[start]

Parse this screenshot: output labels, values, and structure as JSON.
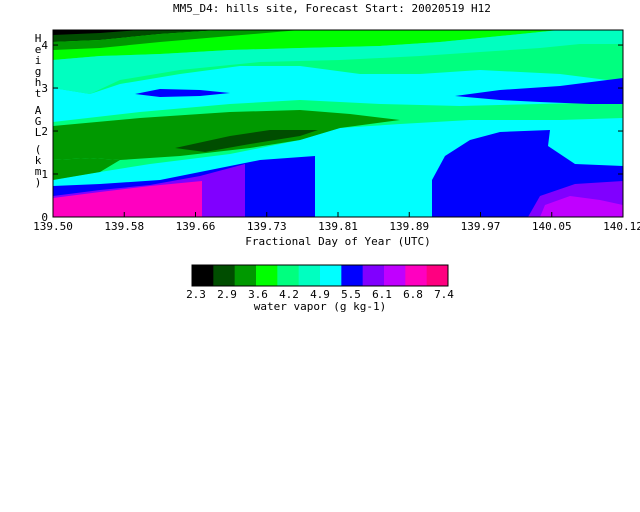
{
  "chart_data": {
    "type": "heatmap",
    "title": "MM5_D4: hills site,  Forecast Start: 20020519 H12",
    "xlabel": "Fractional Day of Year (UTC)",
    "ylabel": "Height AGL (km)",
    "x_ticks": [
      "139.50",
      "139.58",
      "139.66",
      "139.73",
      "139.81",
      "139.89",
      "139.97",
      "140.05",
      "140.12"
    ],
    "y_ticks": [
      "0",
      "1",
      "2",
      "3",
      "4"
    ],
    "xlim": [
      139.5,
      140.12
    ],
    "ylim": [
      0,
      4.35
    ],
    "colorbar": {
      "label": "water vapor (g kg-1)",
      "tick_labels": [
        "2.3",
        "2.9",
        "3.6",
        "4.2",
        "4.9",
        "5.5",
        "6.1",
        "6.8",
        "7.4"
      ],
      "colors": [
        "#000000",
        "#004d00",
        "#009900",
        "#00ff00",
        "#00ff7f",
        "#00ffc0",
        "#00ffff",
        "#0000ff",
        "#8000ff",
        "#c000ff",
        "#ff00c0",
        "#ff0080"
      ]
    },
    "levels": [
      {
        "value": "5.5",
        "color": "#0000ff",
        "desc": "low-level moist layer in first and last thirds"
      },
      {
        "value": "6.1",
        "color": "#8000ff",
        "desc": "near-surface left and right"
      },
      {
        "value": "6.8",
        "color": "#ff00c0",
        "desc": "surface maximum left"
      },
      {
        "value": "4.9",
        "color": "#00ffff",
        "desc": "mid levels 0-3 km"
      },
      {
        "value": "4.2",
        "color": "#00ffc0",
        "desc": "layer near 3 km"
      },
      {
        "value": "3.6",
        "color": "#00ff7f",
        "desc": "upper 3-4 km"
      },
      {
        "value": "2.9",
        "color": "#009900",
        "desc": "dry tongue near 1.5-2 km, left half"
      },
      {
        "value": "2.3",
        "color": "#004d00",
        "desc": "driest core near 1.6 km and top-left"
      }
    ]
  }
}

[end]

#### Task objective:
Drop the images and quote the entries word for word.

#### Worked solution:
Parse this screenshot: output labels, values, and structure as JSON.
{
  "chart_data": {
    "type": "heatmap",
    "title": "MM5_D4: hills site,  Forecast Start: 20020519 H12",
    "xlabel": "Fractional Day of Year (UTC)",
    "ylabel": "Height AGL (km)",
    "x_ticks": [
      "139.50",
      "139.58",
      "139.66",
      "139.73",
      "139.81",
      "139.89",
      "139.97",
      "140.05",
      "140.12"
    ],
    "y_ticks": [
      "0",
      "1",
      "2",
      "3",
      "4"
    ],
    "xlim": [
      139.5,
      140.12
    ],
    "ylim": [
      0,
      4.35
    ],
    "colorbar": {
      "label": "water vapor (g kg-1)",
      "tick_labels": [
        "2.3",
        "2.9",
        "3.6",
        "4.2",
        "4.9",
        "5.5",
        "6.1",
        "6.8",
        "7.4"
      ],
      "colors": [
        "#000000",
        "#004d00",
        "#009900",
        "#00ff00",
        "#00ff7f",
        "#00ffc0",
        "#00ffff",
        "#0000ff",
        "#8000ff",
        "#c000ff",
        "#ff00c0",
        "#ff0080"
      ]
    },
    "levels": [
      {
        "value": "5.5",
        "color": "#0000ff",
        "desc": "low-level moist layer in first and last thirds"
      },
      {
        "value": "6.1",
        "color": "#8000ff",
        "desc": "near-surface left and right"
      },
      {
        "value": "6.8",
        "color": "#ff00c0",
        "desc": "surface maximum left"
      },
      {
        "value": "4.9",
        "color": "#00ffff",
        "desc": "mid levels 0-3 km"
      },
      {
        "value": "4.2",
        "color": "#00ffc0",
        "desc": "layer near 3 km"
      },
      {
        "value": "3.6",
        "color": "#00ff7f",
        "desc": "upper 3-4 km"
      },
      {
        "value": "2.9",
        "color": "#009900",
        "desc": "dry tongue near 1.5-2 km, left half"
      },
      {
        "value": "2.3",
        "color": "#004d00",
        "desc": "driest core near 1.6 km and top-left"
      }
    ]
  }
}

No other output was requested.